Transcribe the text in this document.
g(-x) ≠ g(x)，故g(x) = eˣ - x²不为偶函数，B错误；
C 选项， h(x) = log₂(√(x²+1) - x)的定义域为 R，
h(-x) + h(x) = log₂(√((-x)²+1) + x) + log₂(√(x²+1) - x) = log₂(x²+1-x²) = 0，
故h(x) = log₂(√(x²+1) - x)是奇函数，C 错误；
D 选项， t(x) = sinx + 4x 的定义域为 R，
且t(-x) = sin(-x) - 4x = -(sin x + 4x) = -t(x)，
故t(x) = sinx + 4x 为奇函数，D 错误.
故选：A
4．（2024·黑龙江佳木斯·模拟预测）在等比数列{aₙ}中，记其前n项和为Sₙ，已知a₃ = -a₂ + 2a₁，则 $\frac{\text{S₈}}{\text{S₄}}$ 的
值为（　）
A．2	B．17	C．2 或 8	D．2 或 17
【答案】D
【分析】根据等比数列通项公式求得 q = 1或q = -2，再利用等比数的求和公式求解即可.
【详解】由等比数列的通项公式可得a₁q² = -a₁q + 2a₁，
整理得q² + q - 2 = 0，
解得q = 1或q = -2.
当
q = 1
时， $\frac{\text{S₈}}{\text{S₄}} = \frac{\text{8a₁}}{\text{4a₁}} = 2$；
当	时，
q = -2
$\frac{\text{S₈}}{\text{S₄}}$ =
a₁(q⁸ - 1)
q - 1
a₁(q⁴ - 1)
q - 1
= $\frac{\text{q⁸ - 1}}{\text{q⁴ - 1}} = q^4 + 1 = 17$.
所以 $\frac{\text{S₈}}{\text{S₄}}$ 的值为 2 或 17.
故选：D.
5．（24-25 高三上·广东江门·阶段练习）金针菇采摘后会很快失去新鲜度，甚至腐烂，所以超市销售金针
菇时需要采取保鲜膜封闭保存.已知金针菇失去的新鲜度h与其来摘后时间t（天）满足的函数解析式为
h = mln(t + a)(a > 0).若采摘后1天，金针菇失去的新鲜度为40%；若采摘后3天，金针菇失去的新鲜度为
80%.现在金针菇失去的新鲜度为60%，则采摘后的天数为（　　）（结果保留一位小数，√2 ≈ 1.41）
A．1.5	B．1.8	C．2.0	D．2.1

++++

Objective - Repeat each record exactly, leaving nothing out.

Response -
Transcribe the text in this document.
g(-x) ≠ g(x)，故g(x) = eˣ - x²不为偶函数，B错误；
C 选项， h(x) = log₂(√(x²+1) - x)的定义域为 R，
h(-x) + h(x) = log₂(√((-x)²+1) + x) + log₂(√(x²+1) - x) = log₂(x²+1-x²) = 0，
故h(x) = log₂(√(x²+1) - x)是奇函数，C 错误；
D 选项， t(x) = sinx + 4x 的定义域为 R，
且t(-x) = sin(-x) - 4x = -(sin x + 4x) = -t(x)，
故t(x) = sinx + 4x 为奇函数，D 错误.
故选：A
4．（2024·黑龙江佳木斯·模拟预测）在等比数列{aₙ}中，记其前n项和为Sₙ，已知a₃ = -a₂ + 2a₁，则 $\frac{\text{S₈}}{\text{S₄}}$ 的
值为（　）
A．2	B．17	C．2 或 8	D．2 或 17
【答案】D
【分析】根据等比数列通项公式求得 q = 1或q = -2，再利用等比数的求和公式求解即可.
【详解】由等比数列的通项公式可得a₁q² = -a₁q + 2a₁，
整理得q² + q - 2 = 0，
解得q = 1或q = -2.
当
q = 1
时， $\frac{\text{S₈}}{\text{S₄}} = \frac{\text{8a₁}}{\text{4a₁}} = 2$；
当	时，
q = -2
$\frac{\text{S₈}}{\text{S₄}}$ =
a₁(q⁸ - 1)
q - 1
a₁(q⁴ - 1)
q - 1
= $\frac{\text{q⁸ - 1}}{\text{q⁴ - 1}} = q^4 + 1 = 17$.
所以 $\frac{\text{S₈}}{\text{S₄}}$ 的值为 2 或 17.
故选：D.
5．（24-25 高三上·广东江门·阶段练习）金针菇采摘后会很快失去新鲜度，甚至腐烂，所以超市销售金针
菇时需要采取保鲜膜封闭保存.已知金针菇失去的新鲜度h与其来摘后时间t（天）满足的函数解析式为
h = mln(t + a)(a > 0).若采摘后1天，金针菇失去的新鲜度为40%；若采摘后3天，金针菇失去的新鲜度为
80%.现在金针菇失去的新鲜度为60%，则采摘后的天数为（　　）（结果保留一位小数，√2 ≈ 1.41）
A．1.5	B．1.8	C．2.0	D．2.1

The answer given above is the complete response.